_EXERCISE:_ Recast every line of the material below as a JSON list of strings, one string per line, with blank lines omitted. Leave the pictures out of the answer.

_DATASET RECORDS:_
•••••
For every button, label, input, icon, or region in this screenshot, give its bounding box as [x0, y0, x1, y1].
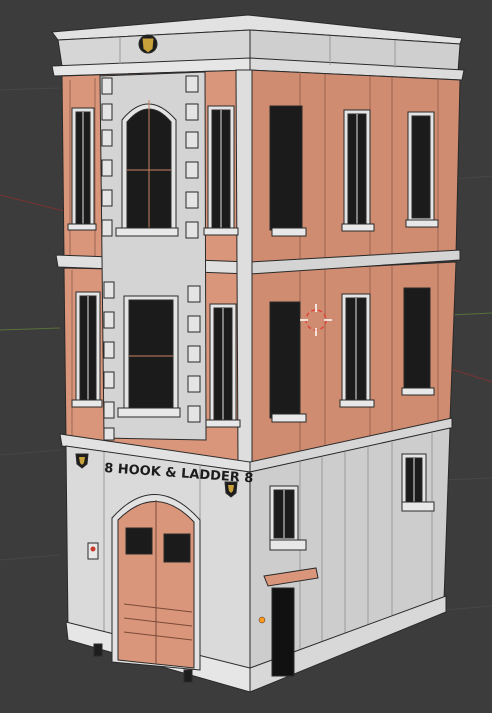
- crest-emblem-icon: [138, 34, 158, 54]
- window-top-side-1: [269, 105, 307, 237]
- y-axis-line: [0, 327, 61, 331]
- garage-door: [111, 494, 201, 671]
- fire-alarm-box-icon: [87, 542, 99, 560]
- window-top-side-2: [341, 109, 375, 232]
- origin-dot-icon[interactable]: [258, 616, 266, 624]
- post-left: [93, 643, 103, 657]
- window-arched-top: [115, 100, 179, 237]
- window-mid-side-2: [339, 293, 375, 408]
- window-mid-side-3: [401, 287, 435, 396]
- window-top-center: [203, 105, 239, 236]
- y-axis-line-right: [449, 312, 492, 316]
- window-mid-center: [205, 303, 241, 428]
- firehouse-model[interactable]: 8 HOOK & LADDER 8: [51, 14, 465, 693]
- window-mid-left: [71, 291, 103, 408]
- window-top-side-3: [405, 111, 439, 228]
- window-top-left: [67, 107, 97, 231]
- 3d-viewport[interactable]: 8 HOOK & LADDER 8: [0, 0, 492, 713]
- post-right: [183, 669, 193, 683]
- viewport-canvas[interactable]: 8 HOOK & LADDER 8: [0, 0, 492, 713]
- stone-corner-pilaster: [235, 69, 253, 466]
- window-mid-pilaster: [117, 295, 181, 418]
•••••
_SOLUTION TO THIS PROBLEM:_
[
  "For every button, label, input, icon, or region in this screenshot, give its bounding box as [x0, y0, x1, y1].",
  "- crest-emblem-icon: [138, 34, 158, 54]",
  "- window-top-side-1: [269, 105, 307, 237]",
  "- y-axis-line: [0, 327, 61, 331]",
  "- garage-door: [111, 494, 201, 671]",
  "- fire-alarm-box-icon: [87, 542, 99, 560]",
  "- window-top-side-2: [341, 109, 375, 232]",
  "- origin-dot-icon[interactable]: [258, 616, 266, 624]",
  "- post-left: [93, 643, 103, 657]",
  "- window-arched-top: [115, 100, 179, 237]",
  "- window-mid-side-2: [339, 293, 375, 408]",
  "- window-mid-side-3: [401, 287, 435, 396]",
  "- window-top-center: [203, 105, 239, 236]",
  "- y-axis-line-right: [449, 312, 492, 316]",
  "- window-mid-center: [205, 303, 241, 428]",
  "- firehouse-model[interactable]: 8 HOOK & LADDER 8: [51, 14, 465, 693]",
  "- window-mid-left: [71, 291, 103, 408]",
  "- window-top-side-3: [405, 111, 439, 228]",
  "- window-top-left: [67, 107, 97, 231]",
  "- 3d-viewport[interactable]: 8 HOOK & LADDER 8: [0, 0, 492, 713]",
  "- post-right: [183, 669, 193, 683]",
  "- viewport-canvas[interactable]: 8 HOOK & LADDER 8: [0, 0, 492, 713]",
  "- stone-corner-pilaster: [235, 69, 253, 466]",
  "- window-mid-pilaster: [117, 295, 181, 418]"
]